(Task brief) Reproduce all entries word for word.

(Material shown)
<<<<

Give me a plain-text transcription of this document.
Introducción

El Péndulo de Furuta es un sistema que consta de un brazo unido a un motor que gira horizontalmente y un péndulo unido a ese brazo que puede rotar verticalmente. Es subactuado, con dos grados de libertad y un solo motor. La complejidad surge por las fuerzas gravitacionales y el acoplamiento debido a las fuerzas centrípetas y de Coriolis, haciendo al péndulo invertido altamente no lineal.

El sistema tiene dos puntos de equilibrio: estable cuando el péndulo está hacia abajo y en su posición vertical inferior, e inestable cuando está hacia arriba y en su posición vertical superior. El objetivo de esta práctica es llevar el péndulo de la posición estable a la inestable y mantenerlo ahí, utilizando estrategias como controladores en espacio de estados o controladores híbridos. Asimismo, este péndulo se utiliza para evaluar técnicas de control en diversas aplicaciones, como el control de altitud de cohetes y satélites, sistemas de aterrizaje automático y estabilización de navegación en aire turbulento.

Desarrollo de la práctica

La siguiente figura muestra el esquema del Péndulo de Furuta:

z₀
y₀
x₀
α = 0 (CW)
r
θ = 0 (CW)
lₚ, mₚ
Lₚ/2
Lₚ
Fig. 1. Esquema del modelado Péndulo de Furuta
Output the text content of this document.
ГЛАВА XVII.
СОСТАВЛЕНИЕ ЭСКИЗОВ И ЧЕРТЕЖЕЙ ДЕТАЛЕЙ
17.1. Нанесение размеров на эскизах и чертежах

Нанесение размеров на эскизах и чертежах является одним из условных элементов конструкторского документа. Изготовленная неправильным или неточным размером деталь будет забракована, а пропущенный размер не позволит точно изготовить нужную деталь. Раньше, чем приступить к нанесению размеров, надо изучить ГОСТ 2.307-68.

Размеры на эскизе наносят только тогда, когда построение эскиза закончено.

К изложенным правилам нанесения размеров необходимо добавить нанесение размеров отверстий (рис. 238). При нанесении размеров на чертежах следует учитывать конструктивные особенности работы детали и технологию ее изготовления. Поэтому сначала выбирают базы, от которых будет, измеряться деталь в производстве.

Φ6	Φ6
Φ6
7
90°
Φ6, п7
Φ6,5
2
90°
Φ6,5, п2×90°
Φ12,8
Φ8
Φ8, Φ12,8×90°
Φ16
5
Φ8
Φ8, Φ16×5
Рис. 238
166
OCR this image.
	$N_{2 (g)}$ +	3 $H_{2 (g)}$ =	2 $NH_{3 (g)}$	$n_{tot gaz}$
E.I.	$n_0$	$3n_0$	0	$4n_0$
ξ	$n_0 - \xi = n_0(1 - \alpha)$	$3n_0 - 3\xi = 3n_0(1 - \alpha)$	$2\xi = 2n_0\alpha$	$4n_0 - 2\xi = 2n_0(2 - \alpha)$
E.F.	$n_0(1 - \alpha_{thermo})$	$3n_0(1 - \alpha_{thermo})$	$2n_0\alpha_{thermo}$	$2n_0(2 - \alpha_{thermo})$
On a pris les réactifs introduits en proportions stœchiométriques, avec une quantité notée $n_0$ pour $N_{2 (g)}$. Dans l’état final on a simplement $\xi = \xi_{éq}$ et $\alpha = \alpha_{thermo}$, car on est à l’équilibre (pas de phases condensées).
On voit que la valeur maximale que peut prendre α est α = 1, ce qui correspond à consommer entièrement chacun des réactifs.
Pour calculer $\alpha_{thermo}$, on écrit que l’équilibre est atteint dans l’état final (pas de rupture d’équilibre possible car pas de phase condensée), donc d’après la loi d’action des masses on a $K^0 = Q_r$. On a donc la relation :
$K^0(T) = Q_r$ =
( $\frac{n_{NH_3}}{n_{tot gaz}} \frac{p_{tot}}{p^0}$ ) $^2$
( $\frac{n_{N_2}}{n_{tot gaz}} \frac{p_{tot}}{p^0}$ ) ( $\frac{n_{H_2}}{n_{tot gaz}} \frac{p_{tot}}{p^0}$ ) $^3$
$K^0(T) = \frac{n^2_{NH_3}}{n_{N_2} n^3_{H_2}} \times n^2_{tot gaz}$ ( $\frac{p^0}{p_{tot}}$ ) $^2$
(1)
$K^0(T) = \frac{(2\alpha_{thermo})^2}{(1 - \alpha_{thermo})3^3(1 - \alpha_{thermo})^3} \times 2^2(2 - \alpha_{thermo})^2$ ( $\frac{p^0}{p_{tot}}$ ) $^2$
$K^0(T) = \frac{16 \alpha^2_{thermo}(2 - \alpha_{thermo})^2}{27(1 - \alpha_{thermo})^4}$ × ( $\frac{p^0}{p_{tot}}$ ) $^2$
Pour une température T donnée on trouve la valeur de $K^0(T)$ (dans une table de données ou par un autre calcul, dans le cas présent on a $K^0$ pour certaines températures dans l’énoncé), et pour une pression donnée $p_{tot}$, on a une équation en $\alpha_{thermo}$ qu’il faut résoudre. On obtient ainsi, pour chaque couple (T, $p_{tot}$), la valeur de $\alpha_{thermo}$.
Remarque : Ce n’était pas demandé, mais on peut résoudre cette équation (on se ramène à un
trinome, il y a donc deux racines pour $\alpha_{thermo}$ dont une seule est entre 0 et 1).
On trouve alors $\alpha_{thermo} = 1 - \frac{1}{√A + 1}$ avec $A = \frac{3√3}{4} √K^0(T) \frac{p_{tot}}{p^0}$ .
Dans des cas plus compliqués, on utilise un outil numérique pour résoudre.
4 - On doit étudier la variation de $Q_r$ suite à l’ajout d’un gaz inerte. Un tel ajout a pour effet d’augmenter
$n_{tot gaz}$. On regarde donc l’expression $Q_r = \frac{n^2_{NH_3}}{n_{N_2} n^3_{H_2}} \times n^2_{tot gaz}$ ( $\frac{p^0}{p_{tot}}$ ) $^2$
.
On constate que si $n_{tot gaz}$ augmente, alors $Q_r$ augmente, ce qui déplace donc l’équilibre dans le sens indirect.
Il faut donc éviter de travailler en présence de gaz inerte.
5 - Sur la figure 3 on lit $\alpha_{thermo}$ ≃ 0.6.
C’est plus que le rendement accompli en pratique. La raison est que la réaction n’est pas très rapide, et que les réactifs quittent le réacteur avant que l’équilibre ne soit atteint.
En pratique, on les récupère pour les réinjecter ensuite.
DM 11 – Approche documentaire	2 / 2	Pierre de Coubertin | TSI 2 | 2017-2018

>>>>

(Solution for this task)
Give me a plain-text transcription of this document.
Introducción

El Péndulo de Furuta es un sistema que consta de un brazo unido a un motor que gira horizontalmente y un péndulo unido a ese brazo que puede rotar verticalmente. Es subactuado, con dos grados de libertad y un solo motor. La complejidad surge por las fuerzas gravitacionales y el acoplamiento debido a las fuerzas centrípetas y de Coriolis, haciendo al péndulo invertido altamente no lineal.

El sistema tiene dos puntos de equilibrio: estable cuando el péndulo está hacia abajo y en su posición vertical inferior, e inestable cuando está hacia arriba y en su posición vertical superior. El objetivo de esta práctica es llevar el péndulo de la posición estable a la inestable y mantenerlo ahí, utilizando estrategias como controladores en espacio de estados o controladores híbridos. Asimismo, este péndulo se utiliza para evaluar técnicas de control en diversas aplicaciones, como el control de altitud de cohetes y satélites, sistemas de aterrizaje automático y estabilización de navegación en aire turbulento.

Desarrollo de la práctica

La siguiente figura muestra el esquema del Péndulo de Furuta:

z₀
y₀
x₀
α = 0 (CW)
r
θ = 0 (CW)
lₚ, mₚ
Lₚ/2
Lₚ
Fig. 1. Esquema del modelado Péndulo de Furuta
Output the text content of this document.
ГЛАВА XVII.
СОСТАВЛЕНИЕ ЭСКИЗОВ И ЧЕРТЕЖЕЙ ДЕТАЛЕЙ
17.1. Нанесение размеров на эскизах и чертежах

Нанесение размеров на эскизах и чертежах является одним из условных элементов конструкторского документа. Изготовленная неправильным или неточным размером деталь будет забракована, а пропущенный размер не позволит точно изготовить нужную деталь. Раньше, чем приступить к нанесению размеров, надо изучить ГОСТ 2.307-68.

Размеры на эскизе наносят только тогда, когда построение эскиза закончено.

К изложенным правилам нанесения размеров необходимо добавить нанесение размеров отверстий (рис. 238). При нанесении размеров на чертежах следует учитывать конструктивные особенности работы детали и технологию ее изготовления. Поэтому сначала выбирают базы, от которых будет, измеряться деталь в производстве.

Φ6	Φ6
Φ6
7
90°
Φ6, п7
Φ6,5
2
90°
Φ6,5, п2×90°
Φ12,8
Φ8
Φ8, Φ12,8×90°
Φ16
5
Φ8
Φ8, Φ16×5
Рис. 238
166
OCR this image.
	$N_{2 (g)}$ +	3 $H_{2 (g)}$ =	2 $NH_{3 (g)}$	$n_{tot gaz}$
E.I.	$n_0$	$3n_0$	0	$4n_0$
ξ	$n_0 - \xi = n_0(1 - \alpha)$	$3n_0 - 3\xi = 3n_0(1 - \alpha)$	$2\xi = 2n_0\alpha$	$4n_0 - 2\xi = 2n_0(2 - \alpha)$
E.F.	$n_0(1 - \alpha_{thermo})$	$3n_0(1 - \alpha_{thermo})$	$2n_0\alpha_{thermo}$	$2n_0(2 - \alpha_{thermo})$
On a pris les réactifs introduits en proportions stœchiométriques, avec une quantité notée $n_0$ pour $N_{2 (g)}$. Dans l’état final on a simplement $\xi = \xi_{éq}$ et $\alpha = \alpha_{thermo}$, car on est à l’équilibre (pas de phases condensées).
On voit que la valeur maximale que peut prendre α est α = 1, ce qui correspond à consommer entièrement chacun des réactifs.
Pour calculer $\alpha_{thermo}$, on écrit que l’équilibre est atteint dans l’état final (pas de rupture d’équilibre possible car pas de phase condensée), donc d’après la loi d’action des masses on a $K^0 = Q_r$. On a donc la relation :
$K^0(T) = Q_r$ =
( $\frac{n_{NH_3}}{n_{tot gaz}} \frac{p_{tot}}{p^0}$ ) $^2$
( $\frac{n_{N_2}}{n_{tot gaz}} \frac{p_{tot}}{p^0}$ ) ( $\frac{n_{H_2}}{n_{tot gaz}} \frac{p_{tot}}{p^0}$ ) $^3$
$K^0(T) = \frac{n^2_{NH_3}}{n_{N_2} n^3_{H_2}} \times n^2_{tot gaz}$ ( $\frac{p^0}{p_{tot}}$ ) $^2$
(1)
$K^0(T) = \frac{(2\alpha_{thermo})^2}{(1 - \alpha_{thermo})3^3(1 - \alpha_{thermo})^3} \times 2^2(2 - \alpha_{thermo})^2$ ( $\frac{p^0}{p_{tot}}$ ) $^2$
$K^0(T) = \frac{16 \alpha^2_{thermo}(2 - \alpha_{thermo})^2}{27(1 - \alpha_{thermo})^4}$ × ( $\frac{p^0}{p_{tot}}$ ) $^2$
Pour une température T donnée on trouve la valeur de $K^0(T)$ (dans une table de données ou par un autre calcul, dans le cas présent on a $K^0$ pour certaines températures dans l’énoncé), et pour une pression donnée $p_{tot}$, on a une équation en $\alpha_{thermo}$ qu’il faut résoudre. On obtient ainsi, pour chaque couple (T, $p_{tot}$), la valeur de $\alpha_{thermo}$.
Remarque : Ce n’était pas demandé, mais on peut résoudre cette équation (on se ramène à un
trinome, il y a donc deux racines pour $\alpha_{thermo}$ dont une seule est entre 0 et 1).
On trouve alors $\alpha_{thermo} = 1 - \frac{1}{√A + 1}$ avec $A = \frac{3√3}{4} √K^0(T) \frac{p_{tot}}{p^0}$ .
Dans des cas plus compliqués, on utilise un outil numérique pour résoudre.
4 - On doit étudier la variation de $Q_r$ suite à l’ajout d’un gaz inerte. Un tel ajout a pour effet d’augmenter
$n_{tot gaz}$. On regarde donc l’expression $Q_r = \frac{n^2_{NH_3}}{n_{N_2} n^3_{H_2}} \times n^2_{tot gaz}$ ( $\frac{p^0}{p_{tot}}$ ) $^2$
.
On constate que si $n_{tot gaz}$ augmente, alors $Q_r$ augmente, ce qui déplace donc l’équilibre dans le sens indirect.
Il faut donc éviter de travailler en présence de gaz inerte.
5 - Sur la figure 3 on lit $\alpha_{thermo}$ ≃ 0.6.
C’est plus que le rendement accompli en pratique. La raison est que la réaction n’est pas très rapide, et que les réactifs quittent le réacteur avant que l’équilibre ne soit atteint.
En pratique, on les récupère pour les réinjecter ensuite.
DM 11 – Approche documentaire	2 / 2	Pierre de Coubertin | TSI 2 | 2017-2018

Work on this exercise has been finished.